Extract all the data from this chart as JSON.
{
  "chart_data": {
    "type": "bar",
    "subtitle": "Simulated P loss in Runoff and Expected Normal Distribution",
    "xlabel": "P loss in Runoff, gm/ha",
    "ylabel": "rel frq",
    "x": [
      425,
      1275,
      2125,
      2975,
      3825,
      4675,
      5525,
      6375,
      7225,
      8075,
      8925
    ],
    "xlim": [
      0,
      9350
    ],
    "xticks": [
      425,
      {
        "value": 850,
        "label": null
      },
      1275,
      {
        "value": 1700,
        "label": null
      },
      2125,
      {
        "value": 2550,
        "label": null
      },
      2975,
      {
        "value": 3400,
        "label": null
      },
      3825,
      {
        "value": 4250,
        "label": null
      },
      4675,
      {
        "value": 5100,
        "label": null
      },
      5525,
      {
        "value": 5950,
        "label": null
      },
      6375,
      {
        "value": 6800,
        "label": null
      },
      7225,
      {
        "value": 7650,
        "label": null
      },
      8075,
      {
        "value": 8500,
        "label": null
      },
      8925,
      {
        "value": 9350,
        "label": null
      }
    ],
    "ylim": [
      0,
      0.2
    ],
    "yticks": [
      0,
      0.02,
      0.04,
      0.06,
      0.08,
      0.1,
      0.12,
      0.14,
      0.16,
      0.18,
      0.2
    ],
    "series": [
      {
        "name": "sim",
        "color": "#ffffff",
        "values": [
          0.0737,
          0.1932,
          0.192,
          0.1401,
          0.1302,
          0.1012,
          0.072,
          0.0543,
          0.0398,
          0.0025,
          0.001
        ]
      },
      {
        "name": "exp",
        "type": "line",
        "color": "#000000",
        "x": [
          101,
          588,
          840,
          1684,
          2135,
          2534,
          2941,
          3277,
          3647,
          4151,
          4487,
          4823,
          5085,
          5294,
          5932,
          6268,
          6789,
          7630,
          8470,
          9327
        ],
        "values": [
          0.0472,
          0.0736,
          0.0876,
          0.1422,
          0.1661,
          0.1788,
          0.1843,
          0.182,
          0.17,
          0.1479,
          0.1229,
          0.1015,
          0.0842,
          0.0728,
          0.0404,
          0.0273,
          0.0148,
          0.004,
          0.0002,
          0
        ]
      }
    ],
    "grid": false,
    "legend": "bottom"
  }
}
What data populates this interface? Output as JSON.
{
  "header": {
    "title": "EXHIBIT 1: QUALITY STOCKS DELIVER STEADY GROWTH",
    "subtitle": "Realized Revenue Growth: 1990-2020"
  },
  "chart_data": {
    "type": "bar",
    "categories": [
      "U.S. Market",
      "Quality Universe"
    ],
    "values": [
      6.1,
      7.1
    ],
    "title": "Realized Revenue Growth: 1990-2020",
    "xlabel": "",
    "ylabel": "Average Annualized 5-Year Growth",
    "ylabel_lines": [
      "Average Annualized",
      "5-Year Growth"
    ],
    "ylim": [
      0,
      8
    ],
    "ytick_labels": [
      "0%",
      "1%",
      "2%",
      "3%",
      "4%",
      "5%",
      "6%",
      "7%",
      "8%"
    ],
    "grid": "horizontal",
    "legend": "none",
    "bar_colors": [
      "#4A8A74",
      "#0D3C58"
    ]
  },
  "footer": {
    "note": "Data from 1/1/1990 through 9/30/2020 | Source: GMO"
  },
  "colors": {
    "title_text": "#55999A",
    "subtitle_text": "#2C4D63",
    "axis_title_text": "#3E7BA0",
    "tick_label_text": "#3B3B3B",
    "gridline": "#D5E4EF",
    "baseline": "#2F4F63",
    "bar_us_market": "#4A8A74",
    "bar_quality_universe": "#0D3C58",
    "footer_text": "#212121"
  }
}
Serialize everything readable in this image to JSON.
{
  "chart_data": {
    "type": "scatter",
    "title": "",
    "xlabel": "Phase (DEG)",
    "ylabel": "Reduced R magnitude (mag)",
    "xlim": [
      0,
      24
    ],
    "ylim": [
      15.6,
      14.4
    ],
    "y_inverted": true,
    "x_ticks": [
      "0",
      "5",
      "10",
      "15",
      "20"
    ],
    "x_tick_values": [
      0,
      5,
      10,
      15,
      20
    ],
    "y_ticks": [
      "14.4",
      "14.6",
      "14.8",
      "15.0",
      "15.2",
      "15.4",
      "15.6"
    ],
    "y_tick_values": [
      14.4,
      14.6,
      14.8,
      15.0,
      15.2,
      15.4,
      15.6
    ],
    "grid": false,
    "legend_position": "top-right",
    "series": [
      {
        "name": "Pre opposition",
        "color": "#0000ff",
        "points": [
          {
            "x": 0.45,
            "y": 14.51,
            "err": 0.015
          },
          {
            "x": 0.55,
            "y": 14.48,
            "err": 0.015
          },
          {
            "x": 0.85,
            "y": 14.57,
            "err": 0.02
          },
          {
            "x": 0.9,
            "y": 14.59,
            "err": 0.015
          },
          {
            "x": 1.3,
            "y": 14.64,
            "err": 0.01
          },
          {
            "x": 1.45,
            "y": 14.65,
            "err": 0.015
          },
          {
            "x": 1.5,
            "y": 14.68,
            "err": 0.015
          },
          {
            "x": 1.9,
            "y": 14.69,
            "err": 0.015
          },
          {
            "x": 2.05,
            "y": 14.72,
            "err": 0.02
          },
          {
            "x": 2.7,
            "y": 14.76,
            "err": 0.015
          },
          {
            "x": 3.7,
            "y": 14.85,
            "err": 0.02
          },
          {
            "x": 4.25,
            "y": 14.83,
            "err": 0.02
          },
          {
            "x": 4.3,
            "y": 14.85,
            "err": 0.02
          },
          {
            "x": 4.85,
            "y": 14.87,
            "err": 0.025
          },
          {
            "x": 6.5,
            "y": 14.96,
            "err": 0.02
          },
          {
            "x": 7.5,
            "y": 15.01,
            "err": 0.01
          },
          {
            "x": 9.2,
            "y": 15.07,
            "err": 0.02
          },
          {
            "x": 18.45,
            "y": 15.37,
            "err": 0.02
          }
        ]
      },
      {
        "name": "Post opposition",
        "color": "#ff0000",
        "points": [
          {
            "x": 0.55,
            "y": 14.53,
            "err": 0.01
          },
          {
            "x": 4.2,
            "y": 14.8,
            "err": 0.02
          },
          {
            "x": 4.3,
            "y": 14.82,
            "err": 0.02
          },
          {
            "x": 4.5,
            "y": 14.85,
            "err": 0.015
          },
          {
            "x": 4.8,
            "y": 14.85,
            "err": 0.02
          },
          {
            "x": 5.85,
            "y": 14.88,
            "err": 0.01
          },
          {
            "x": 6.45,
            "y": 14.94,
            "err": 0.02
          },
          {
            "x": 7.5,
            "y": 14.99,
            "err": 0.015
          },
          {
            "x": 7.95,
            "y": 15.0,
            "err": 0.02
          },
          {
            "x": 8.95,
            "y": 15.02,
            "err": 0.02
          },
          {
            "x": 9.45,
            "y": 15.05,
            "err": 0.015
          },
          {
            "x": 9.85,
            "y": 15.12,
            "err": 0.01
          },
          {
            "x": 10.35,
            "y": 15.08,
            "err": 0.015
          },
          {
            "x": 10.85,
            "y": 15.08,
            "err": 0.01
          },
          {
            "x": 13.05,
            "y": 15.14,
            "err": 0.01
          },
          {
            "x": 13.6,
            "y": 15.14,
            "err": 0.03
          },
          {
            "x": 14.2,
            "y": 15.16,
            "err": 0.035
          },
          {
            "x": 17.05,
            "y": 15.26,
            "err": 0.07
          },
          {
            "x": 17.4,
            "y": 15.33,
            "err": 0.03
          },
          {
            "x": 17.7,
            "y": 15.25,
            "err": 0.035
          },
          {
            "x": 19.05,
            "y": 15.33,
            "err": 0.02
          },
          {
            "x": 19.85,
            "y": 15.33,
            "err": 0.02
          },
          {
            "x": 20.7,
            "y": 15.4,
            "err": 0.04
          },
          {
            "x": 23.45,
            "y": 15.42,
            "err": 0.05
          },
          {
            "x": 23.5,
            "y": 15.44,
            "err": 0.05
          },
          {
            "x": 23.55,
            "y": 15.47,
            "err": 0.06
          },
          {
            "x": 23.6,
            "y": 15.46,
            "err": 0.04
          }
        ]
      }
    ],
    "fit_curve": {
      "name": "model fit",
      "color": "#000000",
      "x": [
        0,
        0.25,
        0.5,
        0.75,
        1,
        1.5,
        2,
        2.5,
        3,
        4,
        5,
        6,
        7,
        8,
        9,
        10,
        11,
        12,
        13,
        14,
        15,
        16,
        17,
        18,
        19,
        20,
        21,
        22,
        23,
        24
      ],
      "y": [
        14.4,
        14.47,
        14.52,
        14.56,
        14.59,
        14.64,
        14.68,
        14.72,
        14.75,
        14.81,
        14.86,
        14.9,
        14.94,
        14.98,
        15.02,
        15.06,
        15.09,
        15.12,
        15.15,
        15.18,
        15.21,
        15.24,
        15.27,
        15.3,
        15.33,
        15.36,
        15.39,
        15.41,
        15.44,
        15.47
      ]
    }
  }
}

• • • • • • •

Given instruction: Pick out and copy the lines of the entries that hold the string "type".

Final result:
    "type": "bar",
        "type": "line",
    "type": "bar",
    "type": "scatter",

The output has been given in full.